* STORED ROWS

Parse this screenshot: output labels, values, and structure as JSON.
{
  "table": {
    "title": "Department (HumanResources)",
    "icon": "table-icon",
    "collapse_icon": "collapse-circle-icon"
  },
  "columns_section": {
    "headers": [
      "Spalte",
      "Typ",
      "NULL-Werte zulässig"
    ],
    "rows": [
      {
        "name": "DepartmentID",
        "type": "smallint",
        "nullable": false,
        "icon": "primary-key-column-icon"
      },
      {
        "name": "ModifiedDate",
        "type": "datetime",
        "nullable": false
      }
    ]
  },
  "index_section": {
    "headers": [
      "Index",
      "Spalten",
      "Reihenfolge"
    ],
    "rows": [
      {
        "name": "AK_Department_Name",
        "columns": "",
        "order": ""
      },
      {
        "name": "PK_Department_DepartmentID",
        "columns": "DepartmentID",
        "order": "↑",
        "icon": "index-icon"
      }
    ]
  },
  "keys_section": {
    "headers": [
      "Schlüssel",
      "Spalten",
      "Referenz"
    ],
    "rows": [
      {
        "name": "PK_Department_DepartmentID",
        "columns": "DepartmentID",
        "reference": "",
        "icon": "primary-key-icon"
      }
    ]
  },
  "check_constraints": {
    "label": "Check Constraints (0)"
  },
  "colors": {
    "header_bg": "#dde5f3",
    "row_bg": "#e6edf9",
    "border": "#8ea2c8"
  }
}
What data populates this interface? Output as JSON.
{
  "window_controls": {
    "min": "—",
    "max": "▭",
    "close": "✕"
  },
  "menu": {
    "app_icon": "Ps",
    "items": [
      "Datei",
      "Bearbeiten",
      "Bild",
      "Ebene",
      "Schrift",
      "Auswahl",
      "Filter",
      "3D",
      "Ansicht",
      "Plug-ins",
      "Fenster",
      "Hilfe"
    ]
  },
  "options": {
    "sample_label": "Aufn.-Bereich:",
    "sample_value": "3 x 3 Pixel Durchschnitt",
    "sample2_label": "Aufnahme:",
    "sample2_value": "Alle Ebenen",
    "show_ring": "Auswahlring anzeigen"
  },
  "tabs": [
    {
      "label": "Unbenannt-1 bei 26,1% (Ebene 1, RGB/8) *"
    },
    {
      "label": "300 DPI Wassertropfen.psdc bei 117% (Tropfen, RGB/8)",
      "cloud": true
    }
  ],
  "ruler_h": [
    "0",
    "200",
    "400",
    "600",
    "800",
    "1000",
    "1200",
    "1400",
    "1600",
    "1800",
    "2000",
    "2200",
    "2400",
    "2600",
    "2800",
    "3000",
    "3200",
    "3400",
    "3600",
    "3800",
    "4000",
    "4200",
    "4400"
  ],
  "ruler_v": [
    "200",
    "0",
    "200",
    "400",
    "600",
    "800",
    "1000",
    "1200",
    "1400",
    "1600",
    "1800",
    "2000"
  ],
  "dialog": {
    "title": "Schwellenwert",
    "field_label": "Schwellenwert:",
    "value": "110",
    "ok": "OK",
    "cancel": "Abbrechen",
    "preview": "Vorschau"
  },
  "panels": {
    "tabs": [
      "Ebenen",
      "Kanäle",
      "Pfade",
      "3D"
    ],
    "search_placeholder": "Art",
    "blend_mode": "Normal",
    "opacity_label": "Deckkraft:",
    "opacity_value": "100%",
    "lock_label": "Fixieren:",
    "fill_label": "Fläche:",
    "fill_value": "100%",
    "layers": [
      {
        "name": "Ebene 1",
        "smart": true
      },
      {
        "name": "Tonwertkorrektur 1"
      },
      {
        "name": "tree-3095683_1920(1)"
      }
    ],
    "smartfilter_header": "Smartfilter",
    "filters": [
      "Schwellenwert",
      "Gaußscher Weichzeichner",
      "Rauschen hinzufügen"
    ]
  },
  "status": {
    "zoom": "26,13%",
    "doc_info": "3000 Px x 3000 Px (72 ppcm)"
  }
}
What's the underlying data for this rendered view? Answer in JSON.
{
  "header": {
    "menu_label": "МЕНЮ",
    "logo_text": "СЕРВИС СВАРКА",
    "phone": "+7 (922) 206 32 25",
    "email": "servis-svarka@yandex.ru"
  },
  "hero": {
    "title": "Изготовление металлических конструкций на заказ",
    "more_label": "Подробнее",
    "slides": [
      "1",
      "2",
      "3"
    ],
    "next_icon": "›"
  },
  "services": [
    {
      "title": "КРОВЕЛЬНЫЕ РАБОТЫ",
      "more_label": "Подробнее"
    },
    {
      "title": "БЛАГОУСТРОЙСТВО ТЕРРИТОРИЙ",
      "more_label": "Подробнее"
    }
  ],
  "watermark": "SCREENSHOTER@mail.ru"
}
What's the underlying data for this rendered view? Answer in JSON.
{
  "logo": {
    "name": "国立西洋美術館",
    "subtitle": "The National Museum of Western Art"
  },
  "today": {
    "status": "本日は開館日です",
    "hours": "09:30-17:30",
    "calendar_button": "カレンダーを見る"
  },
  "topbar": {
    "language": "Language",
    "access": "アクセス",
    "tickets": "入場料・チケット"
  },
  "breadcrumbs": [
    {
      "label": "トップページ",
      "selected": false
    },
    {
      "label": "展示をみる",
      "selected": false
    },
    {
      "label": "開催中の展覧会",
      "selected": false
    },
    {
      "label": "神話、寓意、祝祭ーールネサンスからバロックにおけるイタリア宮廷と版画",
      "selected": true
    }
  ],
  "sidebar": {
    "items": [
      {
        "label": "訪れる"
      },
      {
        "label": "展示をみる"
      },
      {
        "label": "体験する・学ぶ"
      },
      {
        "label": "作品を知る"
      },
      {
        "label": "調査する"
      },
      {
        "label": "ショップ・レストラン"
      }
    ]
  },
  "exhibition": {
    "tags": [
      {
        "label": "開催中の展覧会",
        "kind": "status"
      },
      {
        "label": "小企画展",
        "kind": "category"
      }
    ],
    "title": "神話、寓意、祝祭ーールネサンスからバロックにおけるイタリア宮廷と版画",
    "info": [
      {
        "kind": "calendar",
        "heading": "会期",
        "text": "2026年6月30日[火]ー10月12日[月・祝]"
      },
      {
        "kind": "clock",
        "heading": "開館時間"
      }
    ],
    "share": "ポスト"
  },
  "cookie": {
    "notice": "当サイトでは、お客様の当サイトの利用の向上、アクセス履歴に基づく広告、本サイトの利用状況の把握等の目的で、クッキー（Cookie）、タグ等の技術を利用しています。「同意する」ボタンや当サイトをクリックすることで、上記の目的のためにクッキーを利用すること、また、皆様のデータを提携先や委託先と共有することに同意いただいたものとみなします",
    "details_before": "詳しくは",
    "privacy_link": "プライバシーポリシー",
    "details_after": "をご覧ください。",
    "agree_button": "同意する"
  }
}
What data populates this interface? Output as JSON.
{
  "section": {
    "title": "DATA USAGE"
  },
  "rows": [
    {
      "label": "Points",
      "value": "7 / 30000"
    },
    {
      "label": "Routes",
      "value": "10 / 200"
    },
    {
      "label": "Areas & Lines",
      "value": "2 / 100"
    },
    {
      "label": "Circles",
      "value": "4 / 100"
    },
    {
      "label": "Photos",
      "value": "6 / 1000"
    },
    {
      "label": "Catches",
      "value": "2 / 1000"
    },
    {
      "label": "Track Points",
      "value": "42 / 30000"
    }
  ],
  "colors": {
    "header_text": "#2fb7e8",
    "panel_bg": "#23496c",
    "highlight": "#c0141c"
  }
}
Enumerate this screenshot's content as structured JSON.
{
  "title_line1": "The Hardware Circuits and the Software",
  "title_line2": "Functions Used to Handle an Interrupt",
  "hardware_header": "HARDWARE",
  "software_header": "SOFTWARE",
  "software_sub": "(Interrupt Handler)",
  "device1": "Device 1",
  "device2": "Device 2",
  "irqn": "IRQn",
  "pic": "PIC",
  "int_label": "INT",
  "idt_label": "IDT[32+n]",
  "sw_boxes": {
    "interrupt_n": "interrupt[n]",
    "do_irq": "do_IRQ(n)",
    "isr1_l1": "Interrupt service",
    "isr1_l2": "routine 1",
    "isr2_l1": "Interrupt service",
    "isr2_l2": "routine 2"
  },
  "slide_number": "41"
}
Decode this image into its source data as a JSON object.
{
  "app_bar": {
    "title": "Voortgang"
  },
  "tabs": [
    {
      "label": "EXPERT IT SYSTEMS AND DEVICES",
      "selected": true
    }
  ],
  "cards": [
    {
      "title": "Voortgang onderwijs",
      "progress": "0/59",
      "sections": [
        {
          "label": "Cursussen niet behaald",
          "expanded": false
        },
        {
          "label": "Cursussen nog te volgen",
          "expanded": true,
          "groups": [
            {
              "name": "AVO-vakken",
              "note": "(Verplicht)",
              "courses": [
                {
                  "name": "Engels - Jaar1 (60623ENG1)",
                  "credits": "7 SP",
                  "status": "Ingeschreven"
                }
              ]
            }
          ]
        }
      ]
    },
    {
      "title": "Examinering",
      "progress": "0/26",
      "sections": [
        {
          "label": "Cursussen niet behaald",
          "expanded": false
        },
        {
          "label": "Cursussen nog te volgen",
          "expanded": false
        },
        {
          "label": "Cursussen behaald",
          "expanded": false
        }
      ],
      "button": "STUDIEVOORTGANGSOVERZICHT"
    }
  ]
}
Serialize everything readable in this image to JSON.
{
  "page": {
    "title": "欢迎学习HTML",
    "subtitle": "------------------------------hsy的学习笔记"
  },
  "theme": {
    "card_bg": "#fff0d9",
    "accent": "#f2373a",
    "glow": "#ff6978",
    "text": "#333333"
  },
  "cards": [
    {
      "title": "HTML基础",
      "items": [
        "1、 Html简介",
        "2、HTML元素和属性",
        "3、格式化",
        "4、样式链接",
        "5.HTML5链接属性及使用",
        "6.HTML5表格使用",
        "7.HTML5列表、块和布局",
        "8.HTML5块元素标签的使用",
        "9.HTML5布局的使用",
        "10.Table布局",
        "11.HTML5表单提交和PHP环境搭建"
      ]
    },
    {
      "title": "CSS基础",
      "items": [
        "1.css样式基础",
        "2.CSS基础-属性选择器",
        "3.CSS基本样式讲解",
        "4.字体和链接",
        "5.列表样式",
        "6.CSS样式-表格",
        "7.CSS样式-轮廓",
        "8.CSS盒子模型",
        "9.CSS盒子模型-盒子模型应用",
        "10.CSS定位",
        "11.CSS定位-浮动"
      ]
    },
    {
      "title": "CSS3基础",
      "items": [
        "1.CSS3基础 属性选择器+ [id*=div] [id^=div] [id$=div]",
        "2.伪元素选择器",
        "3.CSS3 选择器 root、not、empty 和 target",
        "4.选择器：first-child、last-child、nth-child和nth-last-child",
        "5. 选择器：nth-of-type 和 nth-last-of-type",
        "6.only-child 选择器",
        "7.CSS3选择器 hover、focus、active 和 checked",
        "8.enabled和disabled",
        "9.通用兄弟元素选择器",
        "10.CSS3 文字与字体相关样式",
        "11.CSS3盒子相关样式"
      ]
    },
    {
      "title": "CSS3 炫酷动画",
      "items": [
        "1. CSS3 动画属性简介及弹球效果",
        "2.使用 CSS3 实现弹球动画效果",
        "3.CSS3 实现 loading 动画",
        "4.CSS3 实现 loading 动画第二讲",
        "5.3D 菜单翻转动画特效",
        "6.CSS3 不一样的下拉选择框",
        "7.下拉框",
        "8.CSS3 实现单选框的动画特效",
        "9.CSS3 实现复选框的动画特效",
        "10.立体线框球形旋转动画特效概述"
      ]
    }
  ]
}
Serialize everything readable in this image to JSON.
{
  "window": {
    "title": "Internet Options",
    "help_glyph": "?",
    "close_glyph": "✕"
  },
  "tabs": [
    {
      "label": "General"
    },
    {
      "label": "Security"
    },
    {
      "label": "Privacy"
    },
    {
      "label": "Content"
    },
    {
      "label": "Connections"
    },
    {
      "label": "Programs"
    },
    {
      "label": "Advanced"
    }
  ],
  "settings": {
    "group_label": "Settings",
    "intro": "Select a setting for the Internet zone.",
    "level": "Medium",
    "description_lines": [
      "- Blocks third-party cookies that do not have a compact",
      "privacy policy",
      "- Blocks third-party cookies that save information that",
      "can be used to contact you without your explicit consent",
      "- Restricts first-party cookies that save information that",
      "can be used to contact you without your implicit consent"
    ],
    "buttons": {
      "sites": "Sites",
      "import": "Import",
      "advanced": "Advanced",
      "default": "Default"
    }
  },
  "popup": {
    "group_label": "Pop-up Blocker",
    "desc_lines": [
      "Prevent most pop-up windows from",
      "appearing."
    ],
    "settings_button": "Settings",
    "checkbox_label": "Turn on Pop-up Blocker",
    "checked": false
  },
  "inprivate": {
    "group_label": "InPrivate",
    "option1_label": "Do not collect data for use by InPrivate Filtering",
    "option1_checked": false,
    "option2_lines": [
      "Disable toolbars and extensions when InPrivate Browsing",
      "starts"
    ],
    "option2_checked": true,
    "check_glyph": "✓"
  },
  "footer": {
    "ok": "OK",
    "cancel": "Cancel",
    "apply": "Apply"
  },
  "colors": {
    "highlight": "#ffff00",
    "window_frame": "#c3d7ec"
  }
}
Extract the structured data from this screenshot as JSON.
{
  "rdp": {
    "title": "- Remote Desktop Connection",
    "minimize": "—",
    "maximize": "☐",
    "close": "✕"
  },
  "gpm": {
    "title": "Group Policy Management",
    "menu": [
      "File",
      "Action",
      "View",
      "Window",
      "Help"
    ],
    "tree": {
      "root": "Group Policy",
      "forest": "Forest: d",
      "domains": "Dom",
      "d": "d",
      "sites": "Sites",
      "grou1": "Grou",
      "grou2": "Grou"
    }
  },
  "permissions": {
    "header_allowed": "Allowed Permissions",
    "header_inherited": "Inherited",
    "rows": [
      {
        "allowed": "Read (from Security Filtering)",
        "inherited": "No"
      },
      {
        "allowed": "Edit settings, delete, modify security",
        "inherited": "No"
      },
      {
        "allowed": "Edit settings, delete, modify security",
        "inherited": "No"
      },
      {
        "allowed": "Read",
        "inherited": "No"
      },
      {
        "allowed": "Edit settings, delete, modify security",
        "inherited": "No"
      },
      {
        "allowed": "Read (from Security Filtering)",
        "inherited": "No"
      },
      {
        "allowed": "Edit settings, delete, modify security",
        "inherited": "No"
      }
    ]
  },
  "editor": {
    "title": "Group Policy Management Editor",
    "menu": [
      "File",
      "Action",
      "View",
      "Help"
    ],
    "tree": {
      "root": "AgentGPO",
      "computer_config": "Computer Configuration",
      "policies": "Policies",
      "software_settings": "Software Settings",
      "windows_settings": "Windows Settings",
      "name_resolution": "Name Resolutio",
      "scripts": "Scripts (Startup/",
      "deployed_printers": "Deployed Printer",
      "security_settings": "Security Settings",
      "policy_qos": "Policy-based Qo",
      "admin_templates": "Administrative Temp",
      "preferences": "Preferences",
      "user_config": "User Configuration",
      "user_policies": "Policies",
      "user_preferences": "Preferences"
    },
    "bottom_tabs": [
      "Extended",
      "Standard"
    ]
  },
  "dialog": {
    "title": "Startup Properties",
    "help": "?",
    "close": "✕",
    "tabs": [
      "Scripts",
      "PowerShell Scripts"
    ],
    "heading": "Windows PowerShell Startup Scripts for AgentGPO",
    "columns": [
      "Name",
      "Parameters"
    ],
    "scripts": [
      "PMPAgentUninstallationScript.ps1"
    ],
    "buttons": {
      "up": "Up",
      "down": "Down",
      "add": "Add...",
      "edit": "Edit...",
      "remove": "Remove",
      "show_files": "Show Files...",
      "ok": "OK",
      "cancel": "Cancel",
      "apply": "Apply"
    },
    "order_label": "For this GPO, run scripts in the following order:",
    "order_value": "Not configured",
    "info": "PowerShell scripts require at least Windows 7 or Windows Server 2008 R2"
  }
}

* EXERCISE BRIEF
Return the lines of the records that include the string "consent".

* EXPECTED ANSWER
      "can be used to contact you without your explicit consent",
      "can be used to contact you without your implicit consent"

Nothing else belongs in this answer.